Your objective> Nothing may be dropped or altered: reproduce all the data.

Dataset rows:
"""

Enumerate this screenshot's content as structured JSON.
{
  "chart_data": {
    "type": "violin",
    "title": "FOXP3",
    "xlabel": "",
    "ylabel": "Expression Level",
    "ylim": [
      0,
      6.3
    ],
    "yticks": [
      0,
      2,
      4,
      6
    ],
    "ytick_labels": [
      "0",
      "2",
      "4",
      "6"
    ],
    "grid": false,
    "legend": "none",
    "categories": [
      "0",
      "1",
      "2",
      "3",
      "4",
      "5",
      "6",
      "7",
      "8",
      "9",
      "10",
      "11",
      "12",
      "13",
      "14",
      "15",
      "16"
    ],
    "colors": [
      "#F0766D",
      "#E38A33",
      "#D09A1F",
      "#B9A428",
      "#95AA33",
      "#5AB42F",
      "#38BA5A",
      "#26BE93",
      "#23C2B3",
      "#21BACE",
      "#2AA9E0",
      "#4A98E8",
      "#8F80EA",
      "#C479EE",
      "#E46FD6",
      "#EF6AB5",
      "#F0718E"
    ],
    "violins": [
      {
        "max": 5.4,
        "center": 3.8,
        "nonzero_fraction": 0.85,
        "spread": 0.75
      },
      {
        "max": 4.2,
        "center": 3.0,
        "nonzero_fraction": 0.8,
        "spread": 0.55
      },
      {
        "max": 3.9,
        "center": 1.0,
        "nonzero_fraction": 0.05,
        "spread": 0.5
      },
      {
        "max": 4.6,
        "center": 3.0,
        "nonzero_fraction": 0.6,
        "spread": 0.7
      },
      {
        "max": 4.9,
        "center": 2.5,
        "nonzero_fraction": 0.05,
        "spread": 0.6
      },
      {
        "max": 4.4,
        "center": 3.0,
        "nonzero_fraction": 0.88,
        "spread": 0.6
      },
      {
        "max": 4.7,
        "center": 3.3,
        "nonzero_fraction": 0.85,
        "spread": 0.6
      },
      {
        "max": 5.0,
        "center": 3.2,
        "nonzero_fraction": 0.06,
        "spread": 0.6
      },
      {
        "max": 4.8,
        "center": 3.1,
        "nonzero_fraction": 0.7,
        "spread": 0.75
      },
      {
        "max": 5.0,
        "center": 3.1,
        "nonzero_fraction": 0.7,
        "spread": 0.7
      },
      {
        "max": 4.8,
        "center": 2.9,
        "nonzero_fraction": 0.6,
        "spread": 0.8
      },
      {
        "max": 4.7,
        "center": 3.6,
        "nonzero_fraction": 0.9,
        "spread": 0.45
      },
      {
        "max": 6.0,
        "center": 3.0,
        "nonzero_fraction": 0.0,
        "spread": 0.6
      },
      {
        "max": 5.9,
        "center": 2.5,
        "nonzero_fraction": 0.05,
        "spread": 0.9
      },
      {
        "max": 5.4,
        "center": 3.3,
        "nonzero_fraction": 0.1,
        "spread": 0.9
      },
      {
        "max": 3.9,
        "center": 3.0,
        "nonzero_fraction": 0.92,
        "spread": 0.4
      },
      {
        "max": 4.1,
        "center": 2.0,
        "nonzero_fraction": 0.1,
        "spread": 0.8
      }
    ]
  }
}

"""

Result below>
Enumerate this screenshot's content as structured JSON.
{
  "chart_data": {
    "type": "violin",
    "title": "FOXP3",
    "xlabel": "",
    "ylabel": "Expression Level",
    "ylim": [
      0,
      6.3
    ],
    "yticks": [
      0,
      2,
      4,
      6
    ],
    "ytick_labels": [
      "0",
      "2",
      "4",
      "6"
    ],
    "grid": false,
    "legend": "none",
    "categories": [
      "0",
      "1",
      "2",
      "3",
      "4",
      "5",
      "6",
      "7",
      "8",
      "9",
      "10",
      "11",
      "12",
      "13",
      "14",
      "15",
      "16"
    ],
    "colors": [
      "#F0766D",
      "#E38A33",
      "#D09A1F",
      "#B9A428",
      "#95AA33",
      "#5AB42F",
      "#38BA5A",
      "#26BE93",
      "#23C2B3",
      "#21BACE",
      "#2AA9E0",
      "#4A98E8",
      "#8F80EA",
      "#C479EE",
      "#E46FD6",
      "#EF6AB5",
      "#F0718E"
    ],
    "violins": [
      {
        "max": 5.4,
        "center": 3.8,
        "nonzero_fraction": 0.85,
        "spread": 0.75
      },
      {
        "max": 4.2,
        "center": 3.0,
        "nonzero_fraction": 0.8,
        "spread": 0.55
      },
      {
        "max": 3.9,
        "center": 1.0,
        "nonzero_fraction": 0.05,
        "spread": 0.5
      },
      {
        "max": 4.6,
        "center": 3.0,
        "nonzero_fraction": 0.6,
        "spread": 0.7
      },
      {
        "max": 4.9,
        "center": 2.5,
        "nonzero_fraction": 0.05,
        "spread": 0.6
      },
      {
        "max": 4.4,
        "center": 3.0,
        "nonzero_fraction": 0.88,
        "spread": 0.6
      },
      {
        "max": 4.7,
        "center": 3.3,
        "nonzero_fraction": 0.85,
        "spread": 0.6
      },
      {
        "max": 5.0,
        "center": 3.2,
        "nonzero_fraction": 0.06,
        "spread": 0.6
      },
      {
        "max": 4.8,
        "center": 3.1,
        "nonzero_fraction": 0.7,
        "spread": 0.75
      },
      {
        "max": 5.0,
        "center": 3.1,
        "nonzero_fraction": 0.7,
        "spread": 0.7
      },
      {
        "max": 4.8,
        "center": 2.9,
        "nonzero_fraction": 0.6,
        "spread": 0.8
      },
      {
        "max": 4.7,
        "center": 3.6,
        "nonzero_fraction": 0.9,
        "spread": 0.45
      },
      {
        "max": 6.0,
        "center": 3.0,
        "nonzero_fraction": 0.0,
        "spread": 0.6
      },
      {
        "max": 5.9,
        "center": 2.5,
        "nonzero_fraction": 0.05,
        "spread": 0.9
      },
      {
        "max": 5.4,
        "center": 3.3,
        "nonzero_fraction": 0.1,
        "spread": 0.9
      },
      {
        "max": 3.9,
        "center": 3.0,
        "nonzero_fraction": 0.92,
        "spread": 0.4
      },
      {
        "max": 4.1,
        "center": 2.0,
        "nonzero_fraction": 0.1,
        "spread": 0.8
      }
    ]
  }
}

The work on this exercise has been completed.